→ What the task requires
What is the number of lines that include the word "title"? Provide only that figure.

→ Working data

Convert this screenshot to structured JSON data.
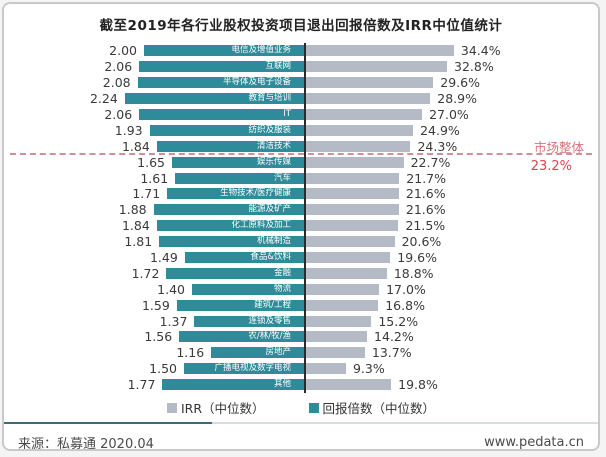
{
  "title": "截至2019年各行业股权投资项目退出回报倍数及IRR中位值统计",
  "chart_data": {
    "type": "bar",
    "orientation": "horizontal-diverging",
    "title": "截至2019年各行业股权投资项目退出回报倍数及IRR中位值统计",
    "categories": [
      "电信及增值业务",
      "互联网",
      "半导体及电子设备",
      "教育与培训",
      "IT",
      "纺织及服装",
      "清洁技术",
      "娱乐传媒",
      "汽车",
      "生物技术/医疗健康",
      "能源及矿产",
      "化工原料及加工",
      "机械制造",
      "食品&饮料",
      "金融",
      "物流",
      "建筑/工程",
      "连锁及零售",
      "农/林/牧/渔",
      "房地产",
      "广播电视及数字电视",
      "其他"
    ],
    "series": [
      {
        "name": "回报倍数（中位数）",
        "color": "#2e8b99",
        "side": "left",
        "values": [
          2.0,
          2.06,
          2.08,
          2.24,
          2.06,
          1.93,
          1.84,
          1.65,
          1.61,
          1.71,
          1.88,
          1.84,
          1.81,
          1.49,
          1.72,
          1.4,
          1.59,
          1.37,
          1.56,
          1.16,
          1.5,
          1.77
        ]
      },
      {
        "name": "IRR（中位数）",
        "color": "#b4bbc6",
        "side": "right",
        "unit": "%",
        "values": [
          34.4,
          32.8,
          29.6,
          28.9,
          27.0,
          24.9,
          24.3,
          22.7,
          21.7,
          21.6,
          21.6,
          21.5,
          20.6,
          19.6,
          18.8,
          17.0,
          16.8,
          15.2,
          14.2,
          13.7,
          9.3,
          19.8
        ]
      }
    ],
    "rows": [
      {
        "label": "电信及增值业务",
        "multiple": "2.00",
        "multiple_value": 2.0,
        "irr": "34.4%",
        "irr_value": 34.4
      },
      {
        "label": "互联网",
        "multiple": "2.06",
        "multiple_value": 2.06,
        "irr": "32.8%",
        "irr_value": 32.8
      },
      {
        "label": "半导体及电子设备",
        "multiple": "2.08",
        "multiple_value": 2.08,
        "irr": "29.6%",
        "irr_value": 29.6
      },
      {
        "label": "教育与培训",
        "multiple": "2.24",
        "multiple_value": 2.24,
        "irr": "28.9%",
        "irr_value": 28.9
      },
      {
        "label": "IT",
        "multiple": "2.06",
        "multiple_value": 2.06,
        "irr": "27.0%",
        "irr_value": 27.0
      },
      {
        "label": "纺织及服装",
        "multiple": "1.93",
        "multiple_value": 1.93,
        "irr": "24.9%",
        "irr_value": 24.9
      },
      {
        "label": "清洁技术",
        "multiple": "1.84",
        "multiple_value": 1.84,
        "irr": "24.3%",
        "irr_value": 24.3
      },
      {
        "label": "娱乐传媒",
        "multiple": "1.65",
        "multiple_value": 1.65,
        "irr": "22.7%",
        "irr_value": 22.7
      },
      {
        "label": "汽车",
        "multiple": "1.61",
        "multiple_value": 1.61,
        "irr": "21.7%",
        "irr_value": 21.7
      },
      {
        "label": "生物技术/医疗健康",
        "multiple": "1.71",
        "multiple_value": 1.71,
        "irr": "21.6%",
        "irr_value": 21.6
      },
      {
        "label": "能源及矿产",
        "multiple": "1.88",
        "multiple_value": 1.88,
        "irr": "21.6%",
        "irr_value": 21.6
      },
      {
        "label": "化工原料及加工",
        "multiple": "1.84",
        "multiple_value": 1.84,
        "irr": "21.5%",
        "irr_value": 21.5
      },
      {
        "label": "机械制造",
        "multiple": "1.81",
        "multiple_value": 1.81,
        "irr": "20.6%",
        "irr_value": 20.6
      },
      {
        "label": "食品&饮料",
        "multiple": "1.49",
        "multiple_value": 1.49,
        "irr": "19.6%",
        "irr_value": 19.6
      },
      {
        "label": "金融",
        "multiple": "1.72",
        "multiple_value": 1.72,
        "irr": "18.8%",
        "irr_value": 18.8
      },
      {
        "label": "物流",
        "multiple": "1.40",
        "multiple_value": 1.4,
        "irr": "17.0%",
        "irr_value": 17.0
      },
      {
        "label": "建筑/工程",
        "multiple": "1.59",
        "multiple_value": 1.59,
        "irr": "16.8%",
        "irr_value": 16.8
      },
      {
        "label": "连锁及零售",
        "multiple": "1.37",
        "multiple_value": 1.37,
        "irr": "15.2%",
        "irr_value": 15.2
      },
      {
        "label": "农/林/牧/渔",
        "multiple": "1.56",
        "multiple_value": 1.56,
        "irr": "14.2%",
        "irr_value": 14.2
      },
      {
        "label": "房地产",
        "multiple": "1.16",
        "multiple_value": 1.16,
        "irr": "13.7%",
        "irr_value": 13.7
      },
      {
        "label": "广播电视及数字电视",
        "multiple": "1.50",
        "multiple_value": 1.5,
        "irr": "9.3%",
        "irr_value": 9.3
      },
      {
        "label": "其他",
        "multiple": "1.77",
        "multiple_value": 1.77,
        "irr": "19.8%",
        "irr_value": 19.8
      }
    ],
    "reference_line": {
      "label": "市场整体",
      "value": "23.2%",
      "after_category_index": 6,
      "label_color": "#d9717b",
      "value_color": "#e04350",
      "line_color": "#cf9096"
    },
    "axis_color": "#2b2b2b",
    "legend_position": "bottom-center",
    "grid": false
  },
  "legend": [
    {
      "label": "IRR（中位数）",
      "color": "#b4bbc6"
    },
    {
      "label": "回报倍数（中位数）",
      "color": "#2e8b99"
    }
  ],
  "footer": {
    "source": "来源：私募通 2020.04",
    "website": "www.pedata.cn"
  }
}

→ Exercise response
2